▸ **Aim**:
Reproduce these lines word for word, from the line containing "List 35 of the" through the line containing "x-tick-label: 8–10 — [346, 412, 380, 429]".

▸ **Task data**:
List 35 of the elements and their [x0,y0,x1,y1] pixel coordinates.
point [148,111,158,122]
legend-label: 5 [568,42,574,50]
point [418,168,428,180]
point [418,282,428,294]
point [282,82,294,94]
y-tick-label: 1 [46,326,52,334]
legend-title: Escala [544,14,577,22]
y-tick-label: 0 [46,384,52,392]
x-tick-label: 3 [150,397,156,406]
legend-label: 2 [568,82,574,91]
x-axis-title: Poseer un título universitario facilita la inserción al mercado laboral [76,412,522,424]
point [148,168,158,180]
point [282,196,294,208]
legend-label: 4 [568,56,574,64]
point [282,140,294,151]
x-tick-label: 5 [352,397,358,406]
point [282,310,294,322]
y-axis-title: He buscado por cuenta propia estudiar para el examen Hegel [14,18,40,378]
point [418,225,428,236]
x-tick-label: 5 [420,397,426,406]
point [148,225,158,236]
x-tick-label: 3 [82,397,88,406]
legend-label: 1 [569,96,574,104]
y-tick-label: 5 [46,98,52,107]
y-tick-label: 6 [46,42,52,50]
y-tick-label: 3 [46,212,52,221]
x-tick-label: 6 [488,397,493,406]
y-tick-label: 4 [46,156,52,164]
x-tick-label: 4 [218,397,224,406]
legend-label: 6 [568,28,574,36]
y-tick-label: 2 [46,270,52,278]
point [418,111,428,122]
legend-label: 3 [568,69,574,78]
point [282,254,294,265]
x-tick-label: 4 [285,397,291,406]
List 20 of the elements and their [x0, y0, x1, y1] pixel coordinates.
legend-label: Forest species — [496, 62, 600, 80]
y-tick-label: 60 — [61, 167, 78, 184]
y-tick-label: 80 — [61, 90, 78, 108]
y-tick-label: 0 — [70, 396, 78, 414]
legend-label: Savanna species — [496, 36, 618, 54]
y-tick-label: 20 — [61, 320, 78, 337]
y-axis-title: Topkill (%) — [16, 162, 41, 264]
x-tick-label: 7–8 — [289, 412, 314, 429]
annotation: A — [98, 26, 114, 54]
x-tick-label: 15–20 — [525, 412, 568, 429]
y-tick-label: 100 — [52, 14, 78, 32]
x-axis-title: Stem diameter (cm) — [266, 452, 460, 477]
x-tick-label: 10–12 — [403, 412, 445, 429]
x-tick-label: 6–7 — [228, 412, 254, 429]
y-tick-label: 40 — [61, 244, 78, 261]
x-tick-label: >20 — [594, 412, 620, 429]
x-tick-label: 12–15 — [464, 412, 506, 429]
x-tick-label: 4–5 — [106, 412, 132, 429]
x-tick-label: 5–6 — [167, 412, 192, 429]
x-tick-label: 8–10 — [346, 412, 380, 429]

* * *

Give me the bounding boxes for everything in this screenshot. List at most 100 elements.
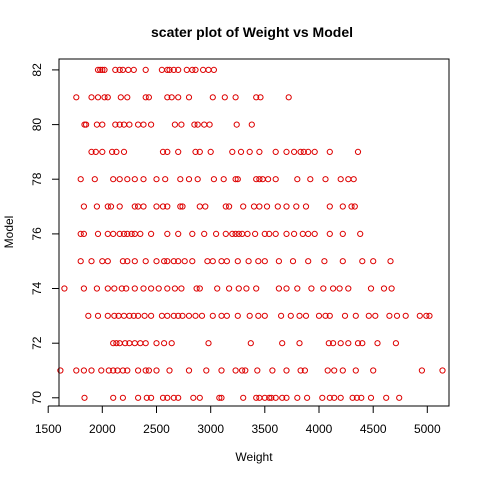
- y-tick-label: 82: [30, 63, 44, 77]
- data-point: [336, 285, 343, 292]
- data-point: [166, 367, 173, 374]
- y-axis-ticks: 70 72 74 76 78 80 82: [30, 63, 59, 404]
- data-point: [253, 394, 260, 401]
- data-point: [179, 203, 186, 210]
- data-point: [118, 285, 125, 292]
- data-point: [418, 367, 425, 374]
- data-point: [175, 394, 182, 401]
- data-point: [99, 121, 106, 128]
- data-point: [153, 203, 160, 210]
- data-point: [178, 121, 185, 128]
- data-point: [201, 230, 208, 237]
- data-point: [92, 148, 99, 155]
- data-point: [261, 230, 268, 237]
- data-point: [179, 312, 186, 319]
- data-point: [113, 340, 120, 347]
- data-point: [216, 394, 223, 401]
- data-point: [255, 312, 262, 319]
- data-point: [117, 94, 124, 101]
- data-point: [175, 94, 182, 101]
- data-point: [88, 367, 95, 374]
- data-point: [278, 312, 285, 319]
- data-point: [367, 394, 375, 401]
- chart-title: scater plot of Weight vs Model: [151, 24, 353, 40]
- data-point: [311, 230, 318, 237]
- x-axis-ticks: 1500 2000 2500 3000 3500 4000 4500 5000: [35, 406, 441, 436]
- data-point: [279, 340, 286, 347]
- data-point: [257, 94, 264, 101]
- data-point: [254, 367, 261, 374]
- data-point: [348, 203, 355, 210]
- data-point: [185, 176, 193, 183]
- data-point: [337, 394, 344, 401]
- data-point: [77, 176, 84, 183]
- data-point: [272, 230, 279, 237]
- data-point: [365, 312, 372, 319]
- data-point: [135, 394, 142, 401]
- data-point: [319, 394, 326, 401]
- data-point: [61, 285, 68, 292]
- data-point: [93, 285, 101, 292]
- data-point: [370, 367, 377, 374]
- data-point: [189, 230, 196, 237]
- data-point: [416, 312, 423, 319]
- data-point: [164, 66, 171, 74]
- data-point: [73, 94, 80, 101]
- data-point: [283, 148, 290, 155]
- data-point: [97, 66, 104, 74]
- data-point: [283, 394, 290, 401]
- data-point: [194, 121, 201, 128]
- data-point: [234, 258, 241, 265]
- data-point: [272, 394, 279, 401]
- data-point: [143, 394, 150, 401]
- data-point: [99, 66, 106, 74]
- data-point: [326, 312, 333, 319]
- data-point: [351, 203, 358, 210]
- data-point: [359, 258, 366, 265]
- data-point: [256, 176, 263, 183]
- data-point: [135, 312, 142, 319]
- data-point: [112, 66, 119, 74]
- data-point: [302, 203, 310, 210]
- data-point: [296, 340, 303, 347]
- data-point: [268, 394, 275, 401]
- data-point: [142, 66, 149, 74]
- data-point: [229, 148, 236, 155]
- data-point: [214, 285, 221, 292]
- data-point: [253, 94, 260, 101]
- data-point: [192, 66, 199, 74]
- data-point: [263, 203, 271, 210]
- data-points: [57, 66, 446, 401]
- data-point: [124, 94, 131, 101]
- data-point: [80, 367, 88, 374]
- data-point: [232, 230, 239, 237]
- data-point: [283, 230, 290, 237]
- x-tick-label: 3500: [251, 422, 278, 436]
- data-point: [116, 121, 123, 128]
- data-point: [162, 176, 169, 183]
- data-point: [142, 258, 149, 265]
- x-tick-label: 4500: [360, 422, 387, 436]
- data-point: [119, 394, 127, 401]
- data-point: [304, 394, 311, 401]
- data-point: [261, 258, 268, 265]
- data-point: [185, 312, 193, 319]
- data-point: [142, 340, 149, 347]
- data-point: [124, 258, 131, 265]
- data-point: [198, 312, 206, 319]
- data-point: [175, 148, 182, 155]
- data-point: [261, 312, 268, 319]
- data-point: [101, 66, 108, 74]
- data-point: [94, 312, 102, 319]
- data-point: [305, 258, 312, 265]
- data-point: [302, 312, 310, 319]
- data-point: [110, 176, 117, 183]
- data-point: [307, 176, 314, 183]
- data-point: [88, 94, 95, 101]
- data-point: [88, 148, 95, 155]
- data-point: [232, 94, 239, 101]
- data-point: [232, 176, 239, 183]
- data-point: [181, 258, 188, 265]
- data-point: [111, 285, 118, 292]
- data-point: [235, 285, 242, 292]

▸ **Answer to the exercise**:
List 35 of the elements and their [x0,y0,x1,y1] pixel coordinates.
point [148,111,158,122]
legend-label: 5 [568,42,574,50]
point [418,168,428,180]
point [418,282,428,294]
point [282,82,294,94]
y-tick-label: 1 [46,326,52,334]
legend-title: Escala [544,14,577,22]
y-tick-label: 0 [46,384,52,392]
x-tick-label: 3 [150,397,156,406]
legend-label: 2 [568,82,574,91]
x-axis-title: Poseer un título universitario facilita la inserción al mercado laboral [76,412,522,424]
point [148,168,158,180]
point [282,196,294,208]
legend-label: 4 [568,56,574,64]
point [282,140,294,151]
x-tick-label: 5 [352,397,358,406]
point [282,310,294,322]
y-axis-title: He buscado por cuenta propia estudiar para el examen Hegel [14,18,40,378]
point [418,225,428,236]
x-tick-label: 5 [420,397,426,406]
point [148,225,158,236]
x-tick-label: 3 [82,397,88,406]
legend-label: 1 [569,96,574,104]
y-tick-label: 5 [46,98,52,107]
y-tick-label: 6 [46,42,52,50]
y-tick-label: 3 [46,212,52,221]
x-tick-label: 6 [488,397,493,406]
y-tick-label: 4 [46,156,52,164]
x-tick-label: 4 [218,397,224,406]
legend-label: 6 [568,28,574,36]
y-tick-label: 2 [46,270,52,278]
point [418,111,428,122]
legend-label: 3 [568,69,574,78]
point [282,254,294,265]
x-tick-label: 4 [285,397,291,406]
List 20 of the elements and their [x0, y0, x1, y1] pixel coordinates.
legend-label: Forest species — [496, 62, 600, 80]
y-tick-label: 60 — [61, 167, 78, 184]
y-tick-label: 80 — [61, 90, 78, 108]
y-tick-label: 0 — [70, 396, 78, 414]
legend-label: Savanna species — [496, 36, 618, 54]
y-tick-label: 20 — [61, 320, 78, 337]
y-axis-title: Topkill (%) — [16, 162, 41, 264]
x-tick-label: 7–8 — [289, 412, 314, 429]
annotation: A — [98, 26, 114, 54]
x-tick-label: 15–20 — [525, 412, 568, 429]
y-tick-label: 100 — [52, 14, 78, 32]
x-axis-title: Stem diameter (cm) — [266, 452, 460, 477]
x-tick-label: 10–12 — [403, 412, 445, 429]
x-tick-label: 6–7 — [228, 412, 254, 429]
y-tick-label: 40 — [61, 244, 78, 261]
x-tick-label: >20 — [594, 412, 620, 429]
x-tick-label: 12–15 — [464, 412, 506, 429]
x-tick-label: 4–5 — [106, 412, 132, 429]
x-tick-label: 5–6 — [167, 412, 192, 429]
x-tick-label: 8–10 — [346, 412, 380, 429]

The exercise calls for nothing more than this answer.